*** PROVIDED MATERIAL ***

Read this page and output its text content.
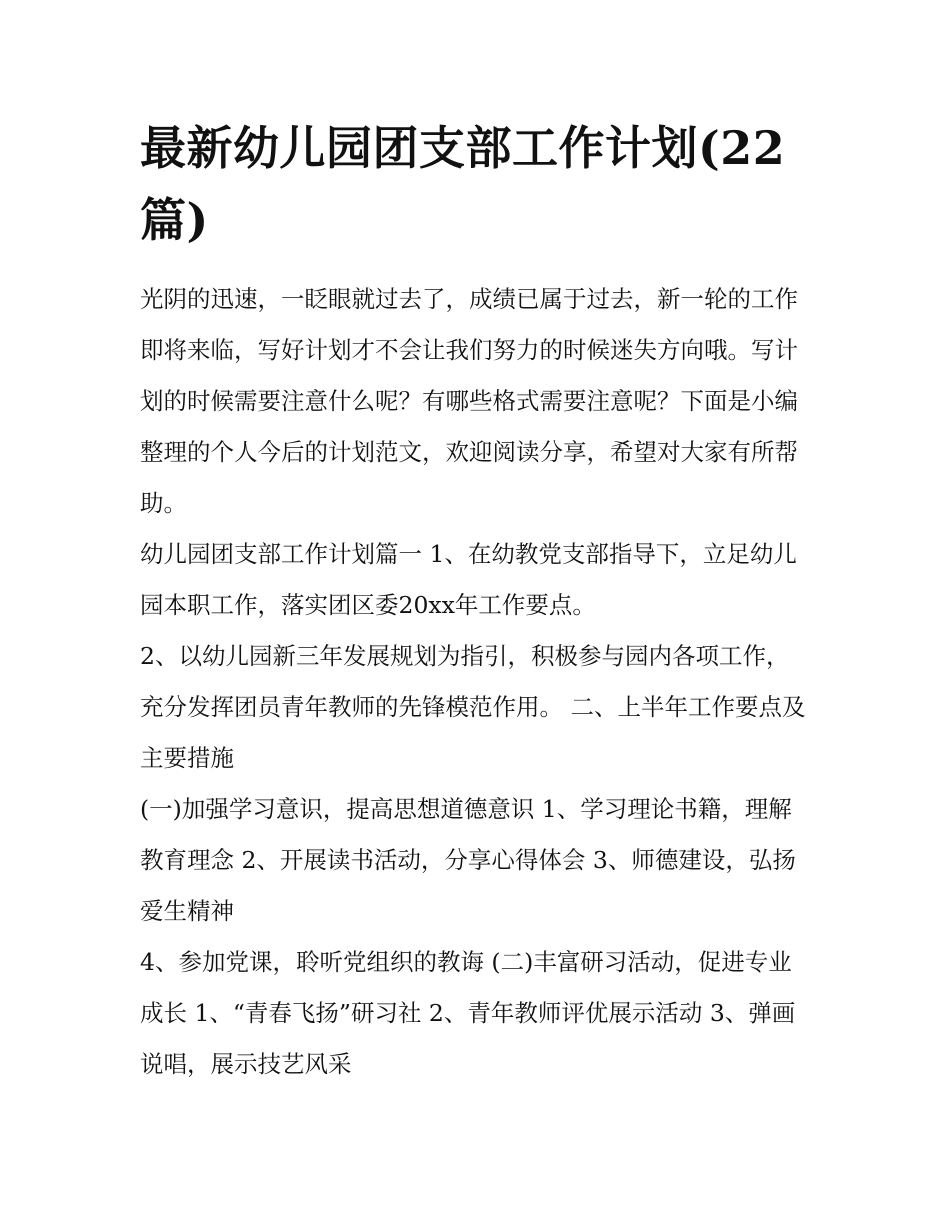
最新幼儿园团支部工作计划(22篇)

光阴的迅速，一眨眼就过去了，成绩已属于过去，新一轮的工作即将来临，写好计划才不会让我们努力的时候迷失方向哦。写计划的时候需要注意什么呢？有哪些格式需要注意呢？下面是小编整理的个人今后的计划范文，欢迎阅读分享，希望对大家有所帮助。

幼儿园团支部工作计划篇一 1、在幼教党支部指导下，立足幼儿园本职工作，落实团区委20xx年工作要点。

2、以幼儿园新三年发展规划为指引，积极参与园内各项工作，充分发挥团员青年教师的先锋模范作用。 二、上半年工作要点及主要措施

(一)加强学习意识，提高思想道德意识 1、学习理论书籍，理解教育理念 2、开展读书活动，分享心得体会 3、师德建设，弘扬爱生精神

4、参加党课，聆听党组织的教诲 (二)丰富研习活动，促进专业成长 1、“青春飞扬”研习社 2、青年教师评优展示活动 3、弹画说唱，展示技艺风采
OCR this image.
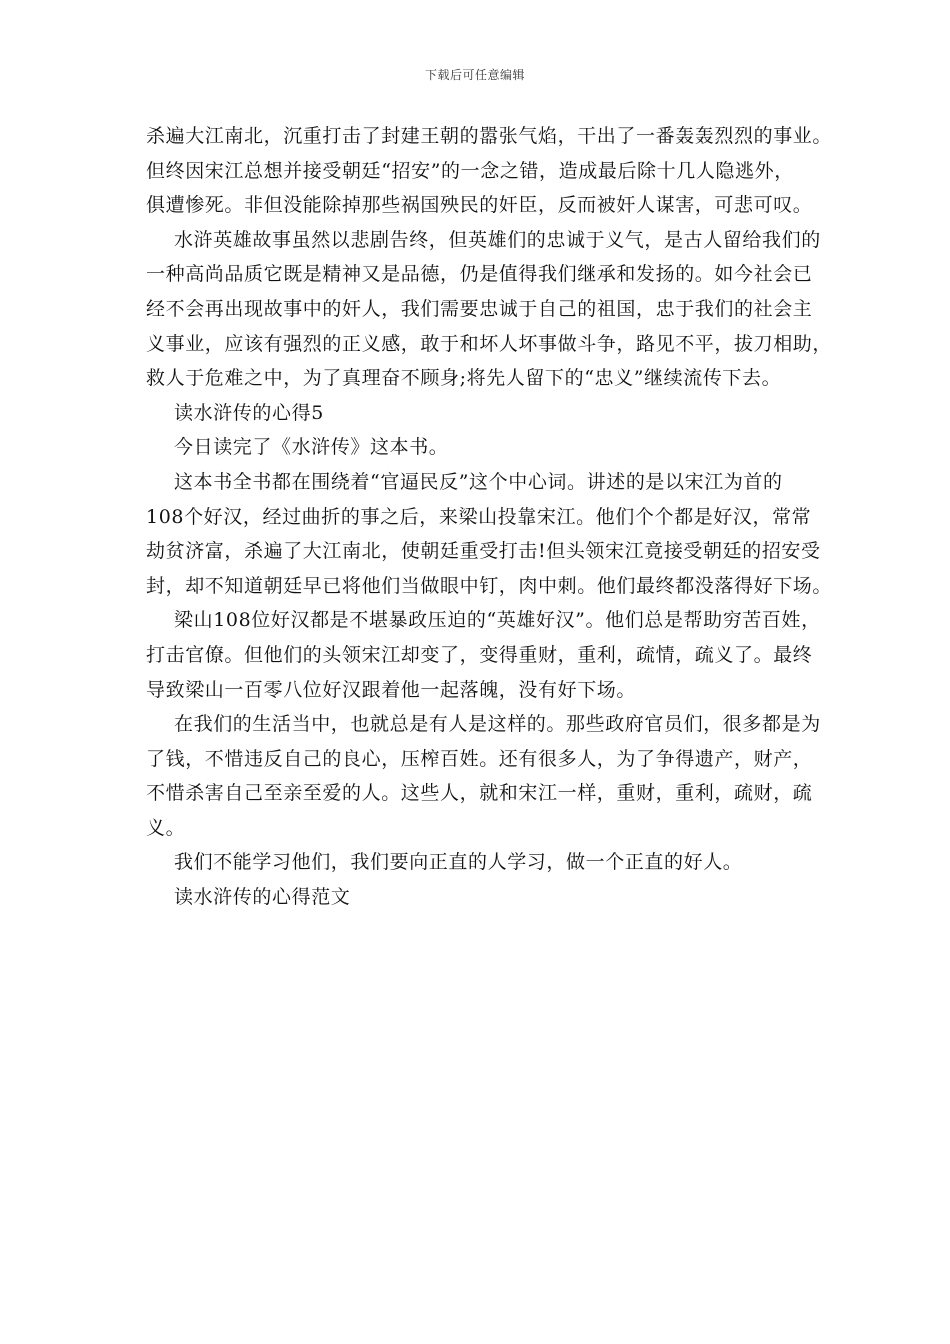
下载后可任意编辑
杀遍大江南北，沉重打击了封建王朝的嚣张气焰，干出了一番轰轰烈烈的事业。
但终因宋江总想并接受朝廷“招安”的一念之错，造成最后除十几人隐逃外，
俱遭惨死。非但没能除掉那些祸国殃民的奸臣，反而被奸人谋害，可悲可叹。
水浒英雄故事虽然以悲剧告终，但英雄们的忠诚于义气，是古人留给我们的
一种高尚品质它既是精神又是品德，仍是值得我们继承和发扬的。如今社会已
经不会再出现故事中的奸人，我们需要忠诚于自己的祖国，忠于我们的社会主
义事业，应该有强烈的正义感，敢于和坏人坏事做斗争，路见不平，拔刀相助，
救人于危难之中，为了真理奋不顾身;将先人留下的“忠义”继续流传下去。
读水浒传的心得5
今日读完了《水浒传》这本书。
这本书全书都在围绕着“官逼民反”这个中心词。讲述的是以宋江为首的
108个好汉，经过曲折的事之后，来梁山投靠宋江。他们个个都是好汉，常常
劫贫济富，杀遍了大江南北，使朝廷重受打击!但头领宋江竟接受朝廷的招安受
封，却不知道朝廷早已将他们当做眼中钉，肉中刺。他们最终都没落得好下场。
梁山108位好汉都是不堪暴政压迫的“英雄好汉”。他们总是帮助穷苦百姓，
打击官僚。但他们的头领宋江却变了，变得重财，重利，疏情，疏义了。最终
导致梁山一百零八位好汉跟着他一起落魄，没有好下场。
在我们的生活当中，也就总是有人是这样的。那些政府官员们，很多都是为
了钱，不惜违反自己的良心，压榨百姓。还有很多人，为了争得遗产，财产，
不惜杀害自己至亲至爱的人。这些人，就和宋江一样，重财，重利，疏财，疏
义。
我们不能学习他们，我们要向正直的人学习，做一个正直的好人。
读水浒传的心得范文
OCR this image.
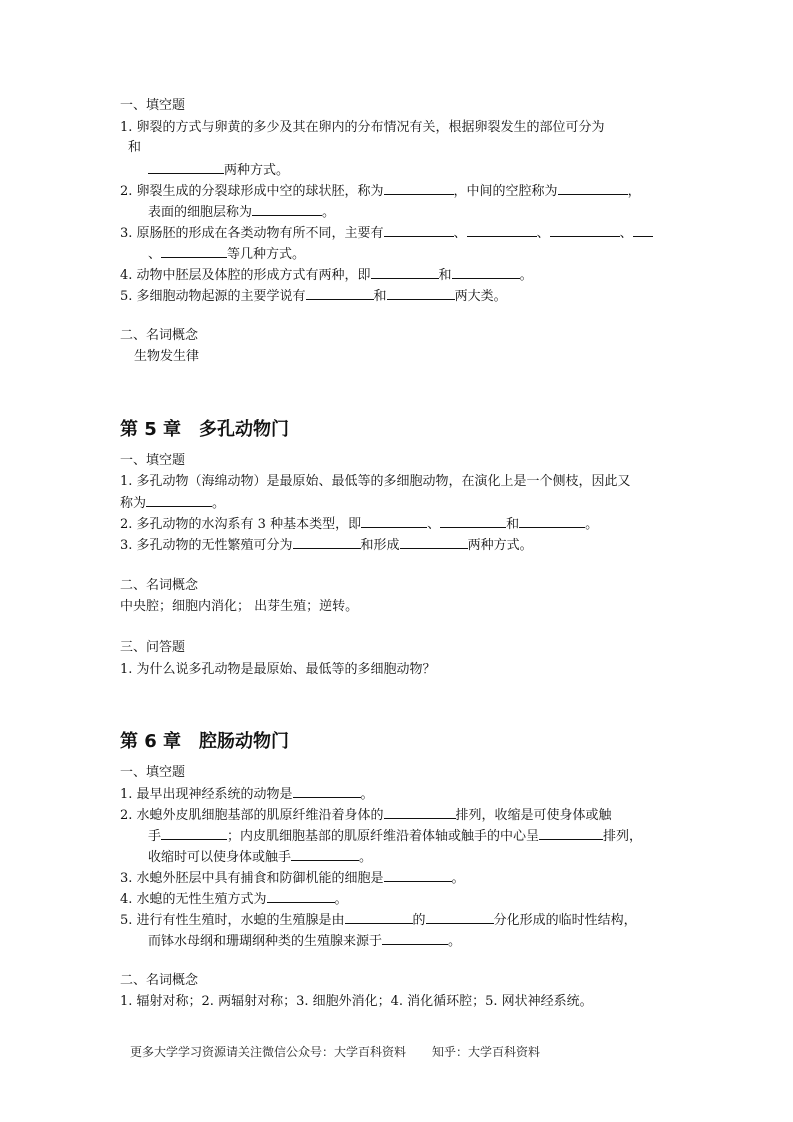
一、填空题
1. 卵裂的方式与卵黄的多少及其在卵内的分布情况有关，根据卵裂发生的部位可分为
和
两种方式。
2. 卵裂生成的分裂球形成中空的球状胚，称为	，中间的空腔称为	，
表面的细胞层称为	。
3. 原肠胚的形成在各类动物有所不同，主要有	、	、	、
、	等几种方式。
4. 动物中胚层及体腔的形成方式有两种，即	和	。
5. 多细胞动物起源的主要学说有	和	两大类。
二、名词概念
生物发生律
第 5 章　多孔动物门
一、填空题
1. 多孔动物（海绵动物）是最原始、最低等的多细胞动物，在演化上是一个侧枝，因此又
称为	。
2. 多孔动物的水沟系有 3 种基本类型，即	、	和	。
3. 多孔动物的无性繁殖可分为	和形成	两种方式。
二、名词概念
中央腔；细胞内消化； 出芽生殖；逆转。
三、问答题
1. 为什么说多孔动物是最原始、最低等的多细胞动物？
第 6 章　腔肠动物门
一、填空题
1. 最早出现神经系统的动物是	。
2. 水螅外皮肌细胞基部的肌原纤维沿着身体的	排列，收缩是可使身体或触
手	；内皮肌细胞基部的肌原纤维沿着体轴或触手的中心呈	排列，
收缩时可以使身体或触手	。
3. 水螅外胚层中具有捕食和防御机能的细胞是	。
4. 水螅的无性生殖方式为	。
5. 进行有性生殖时，水螅的生殖腺是由	的	分化形成的临时性结构，
而钵水母纲和珊瑚纲种类的生殖腺来源于	。
二、名词概念
1. 辐射对称；2. 两辐射对称；3. 细胞外消化；4. 消化循环腔；5. 网状神经系统。
更多大学学习资源请关注微信公众号：大学百科资料 知乎：大学百科资料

***

[TASK] Quote the preceding listing precisely and completely, omitting its images.

[TASK RESPONSE]
Read this page and output its text content.
最新幼儿园团支部工作计划(22篇)

光阴的迅速，一眨眼就过去了，成绩已属于过去，新一轮的工作即将来临，写好计划才不会让我们努力的时候迷失方向哦。写计划的时候需要注意什么呢？有哪些格式需要注意呢？下面是小编整理的个人今后的计划范文，欢迎阅读分享，希望对大家有所帮助。

幼儿园团支部工作计划篇一 1、在幼教党支部指导下，立足幼儿园本职工作，落实团区委20xx年工作要点。

2、以幼儿园新三年发展规划为指引，积极参与园内各项工作，充分发挥团员青年教师的先锋模范作用。 二、上半年工作要点及主要措施

(一)加强学习意识，提高思想道德意识 1、学习理论书籍，理解教育理念 2、开展读书活动，分享心得体会 3、师德建设，弘扬爱生精神

4、参加党课，聆听党组织的教诲 (二)丰富研习活动，促进专业成长 1、“青春飞扬”研习社 2、青年教师评优展示活动 3、弹画说唱，展示技艺风采
OCR this image.
下载后可任意编辑
杀遍大江南北，沉重打击了封建王朝的嚣张气焰，干出了一番轰轰烈烈的事业。
但终因宋江总想并接受朝廷“招安”的一念之错，造成最后除十几人隐逃外，
俱遭惨死。非但没能除掉那些祸国殃民的奸臣，反而被奸人谋害，可悲可叹。
水浒英雄故事虽然以悲剧告终，但英雄们的忠诚于义气，是古人留给我们的
一种高尚品质它既是精神又是品德，仍是值得我们继承和发扬的。如今社会已
经不会再出现故事中的奸人，我们需要忠诚于自己的祖国，忠于我们的社会主
义事业，应该有强烈的正义感，敢于和坏人坏事做斗争，路见不平，拔刀相助，
救人于危难之中，为了真理奋不顾身;将先人留下的“忠义”继续流传下去。
读水浒传的心得5
今日读完了《水浒传》这本书。
这本书全书都在围绕着“官逼民反”这个中心词。讲述的是以宋江为首的
108个好汉，经过曲折的事之后，来梁山投靠宋江。他们个个都是好汉，常常
劫贫济富，杀遍了大江南北，使朝廷重受打击!但头领宋江竟接受朝廷的招安受
封，却不知道朝廷早已将他们当做眼中钉，肉中刺。他们最终都没落得好下场。
梁山108位好汉都是不堪暴政压迫的“英雄好汉”。他们总是帮助穷苦百姓，
打击官僚。但他们的头领宋江却变了，变得重财，重利，疏情，疏义了。最终
导致梁山一百零八位好汉跟着他一起落魄，没有好下场。
在我们的生活当中，也就总是有人是这样的。那些政府官员们，很多都是为
了钱，不惜违反自己的良心，压榨百姓。还有很多人，为了争得遗产，财产，
不惜杀害自己至亲至爱的人。这些人，就和宋江一样，重财，重利，疏财，疏
义。
我们不能学习他们，我们要向正直的人学习，做一个正直的好人。
读水浒传的心得范文
OCR this image.
一、填空题
1. 卵裂的方式与卵黄的多少及其在卵内的分布情况有关，根据卵裂发生的部位可分为
和
两种方式。
2. 卵裂生成的分裂球形成中空的球状胚，称为	，中间的空腔称为	，
表面的细胞层称为	。
3. 原肠胚的形成在各类动物有所不同，主要有	、	、	、
、	等几种方式。
4. 动物中胚层及体腔的形成方式有两种，即	和	。
5. 多细胞动物起源的主要学说有	和	两大类。
二、名词概念
生物发生律
第 5 章　多孔动物门
一、填空题
1. 多孔动物（海绵动物）是最原始、最低等的多细胞动物，在演化上是一个侧枝，因此又
称为	。
2. 多孔动物的水沟系有 3 种基本类型，即	、	和	。
3. 多孔动物的无性繁殖可分为	和形成	两种方式。
二、名词概念
中央腔；细胞内消化； 出芽生殖；逆转。
三、问答题
1. 为什么说多孔动物是最原始、最低等的多细胞动物？
第 6 章　腔肠动物门
一、填空题
1. 最早出现神经系统的动物是	。
2. 水螅外皮肌细胞基部的肌原纤维沿着身体的	排列，收缩是可使身体或触
手	；内皮肌细胞基部的肌原纤维沿着体轴或触手的中心呈	排列，
收缩时可以使身体或触手	。
3. 水螅外胚层中具有捕食和防御机能的细胞是	。
4. 水螅的无性生殖方式为	。
5. 进行有性生殖时，水螅的生殖腺是由	的	分化形成的临时性结构，
而钵水母纲和珊瑚纲种类的生殖腺来源于	。
二、名词概念
1. 辐射对称；2. 两辐射对称；3. 细胞外消化；4. 消化循环腔；5. 网状神经系统。
更多大学学习资源请关注微信公众号：大学百科资料 知乎：大学百科资料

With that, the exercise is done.